▸ **EXTRACTED TEXT**
________________________

Reducing the size of your photos is a good idea anyway just so that your recipients don’t have to wait for huge downloads, even if the files have been shared amongst several computers. There are tools to batch-shrink digital images so that you don’t have to go through the pain of doing them individually. One that I’ve used is the free version of Adobe Photoshop Album (you may additionally need to install Microsoft’s Data Access Components for it to work). You tell PS Album to attach the photos to email, but specify your hard drive as the destination instead of an email address.

In another thread here, someone had recommended Picasa, which appears to have similar functionality and is now free (Google bought them out), but I have not used it myself. It shares photos through something called Hello, which appears to work through chat programs.

Thanks for the tips and ideas. I especially like the batch digital image shrinking link Earthling.

In the course of my online research, I ran across this product that most closely meets my perceived needs (I’d prefer a longer text description ability, but this may be sufficient). The software cost $20 (for the host computer only; the people accessing the images don’t need to have any special software) but it’s pretty comprehensive – can display thumbnails, slide shows, and even videos and music. www.sharegear.com

I might try it out with the free trial offer.

I’d do what DougC suggests, it’s what I always do to transfer files between remote computers (unless I’ve got Timbuktu on both of them).

Nice to have the PC/Windows info on how to set up an FTP Server, I’m flagging this thread :).

On MacOS 9 (and before, dating back to System 6 I guess), the easy & free way is to nab a copy of NCSA Telnet, and configure the built-in FTP Server that it comes with. Another free app with the same feature is MacSSH PPC.

MacOS X has FTP Server built into the Sharing preferences pane, although you have to create an actual user account for each login name that will be used.

________________________

▸ **EXTRACTED RECORDS**
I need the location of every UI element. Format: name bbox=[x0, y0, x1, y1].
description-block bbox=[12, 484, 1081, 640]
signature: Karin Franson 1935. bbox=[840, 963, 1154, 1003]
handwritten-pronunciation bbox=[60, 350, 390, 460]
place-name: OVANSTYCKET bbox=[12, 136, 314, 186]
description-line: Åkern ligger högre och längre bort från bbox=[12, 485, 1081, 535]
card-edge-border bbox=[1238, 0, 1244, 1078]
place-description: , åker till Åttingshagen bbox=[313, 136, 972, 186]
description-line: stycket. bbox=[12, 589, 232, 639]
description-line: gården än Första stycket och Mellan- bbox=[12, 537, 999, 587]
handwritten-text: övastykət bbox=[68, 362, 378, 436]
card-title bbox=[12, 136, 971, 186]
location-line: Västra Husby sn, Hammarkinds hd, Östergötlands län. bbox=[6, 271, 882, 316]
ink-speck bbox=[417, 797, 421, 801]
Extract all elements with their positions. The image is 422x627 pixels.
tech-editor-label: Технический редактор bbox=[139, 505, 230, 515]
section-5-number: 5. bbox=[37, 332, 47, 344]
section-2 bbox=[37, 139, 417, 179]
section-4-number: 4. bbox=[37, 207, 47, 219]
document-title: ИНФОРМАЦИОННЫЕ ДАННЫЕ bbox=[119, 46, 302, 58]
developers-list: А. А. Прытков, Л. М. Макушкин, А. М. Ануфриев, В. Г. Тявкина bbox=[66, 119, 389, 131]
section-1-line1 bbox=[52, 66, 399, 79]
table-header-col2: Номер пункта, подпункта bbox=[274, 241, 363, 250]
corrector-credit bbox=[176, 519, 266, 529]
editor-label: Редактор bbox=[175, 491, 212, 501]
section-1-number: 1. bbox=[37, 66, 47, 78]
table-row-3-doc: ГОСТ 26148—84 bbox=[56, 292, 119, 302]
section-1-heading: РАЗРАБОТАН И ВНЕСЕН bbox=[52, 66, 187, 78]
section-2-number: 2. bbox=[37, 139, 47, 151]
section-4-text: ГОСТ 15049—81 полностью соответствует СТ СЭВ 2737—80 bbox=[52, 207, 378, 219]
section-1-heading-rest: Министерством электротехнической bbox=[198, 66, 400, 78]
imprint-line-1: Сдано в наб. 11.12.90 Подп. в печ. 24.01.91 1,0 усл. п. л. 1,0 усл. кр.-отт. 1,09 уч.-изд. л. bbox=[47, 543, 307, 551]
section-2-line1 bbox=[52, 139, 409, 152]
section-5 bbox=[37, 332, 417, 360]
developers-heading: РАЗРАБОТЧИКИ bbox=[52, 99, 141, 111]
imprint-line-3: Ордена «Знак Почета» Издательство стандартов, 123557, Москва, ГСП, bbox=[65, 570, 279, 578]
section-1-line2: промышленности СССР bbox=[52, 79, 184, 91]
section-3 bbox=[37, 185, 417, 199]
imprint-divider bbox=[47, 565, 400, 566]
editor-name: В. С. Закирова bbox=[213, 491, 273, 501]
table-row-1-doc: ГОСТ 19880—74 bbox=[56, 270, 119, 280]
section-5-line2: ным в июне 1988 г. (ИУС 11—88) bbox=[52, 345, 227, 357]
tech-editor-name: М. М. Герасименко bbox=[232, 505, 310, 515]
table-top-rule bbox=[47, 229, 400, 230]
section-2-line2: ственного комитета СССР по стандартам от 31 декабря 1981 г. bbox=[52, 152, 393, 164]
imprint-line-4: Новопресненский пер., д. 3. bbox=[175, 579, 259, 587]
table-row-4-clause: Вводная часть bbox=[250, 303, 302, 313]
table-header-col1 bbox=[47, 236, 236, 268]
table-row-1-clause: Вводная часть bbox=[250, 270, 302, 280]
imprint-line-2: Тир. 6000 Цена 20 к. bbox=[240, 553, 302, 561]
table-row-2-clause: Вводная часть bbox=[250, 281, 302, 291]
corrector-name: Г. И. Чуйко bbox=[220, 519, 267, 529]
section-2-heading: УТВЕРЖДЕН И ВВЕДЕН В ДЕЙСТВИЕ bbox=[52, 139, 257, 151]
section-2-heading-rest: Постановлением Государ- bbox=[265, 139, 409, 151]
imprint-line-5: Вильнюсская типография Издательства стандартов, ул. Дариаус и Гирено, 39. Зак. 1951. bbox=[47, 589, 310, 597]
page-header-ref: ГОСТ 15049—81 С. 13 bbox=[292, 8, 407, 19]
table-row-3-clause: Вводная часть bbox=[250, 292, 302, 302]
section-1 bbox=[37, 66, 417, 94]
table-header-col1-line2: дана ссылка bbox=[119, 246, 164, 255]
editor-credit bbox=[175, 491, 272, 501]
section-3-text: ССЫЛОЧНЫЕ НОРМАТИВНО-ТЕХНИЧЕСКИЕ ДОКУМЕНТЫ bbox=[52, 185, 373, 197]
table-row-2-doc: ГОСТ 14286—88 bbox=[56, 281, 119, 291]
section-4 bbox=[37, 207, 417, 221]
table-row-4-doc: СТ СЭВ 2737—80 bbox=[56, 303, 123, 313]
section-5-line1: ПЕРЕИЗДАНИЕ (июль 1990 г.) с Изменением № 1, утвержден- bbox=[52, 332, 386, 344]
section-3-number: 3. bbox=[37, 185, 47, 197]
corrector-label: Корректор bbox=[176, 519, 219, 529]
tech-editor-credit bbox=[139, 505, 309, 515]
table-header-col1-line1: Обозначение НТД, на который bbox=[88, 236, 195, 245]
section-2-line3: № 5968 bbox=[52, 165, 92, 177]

________________________

▸ **TASK BRIEF**
List every piece of software that the photo-sharing thread calls free.

▸ **TASK OUTPUT**
- Adobe Photoshop Album (its free version)
- Picasa
- NCSA Telnet
- MacSSH PPC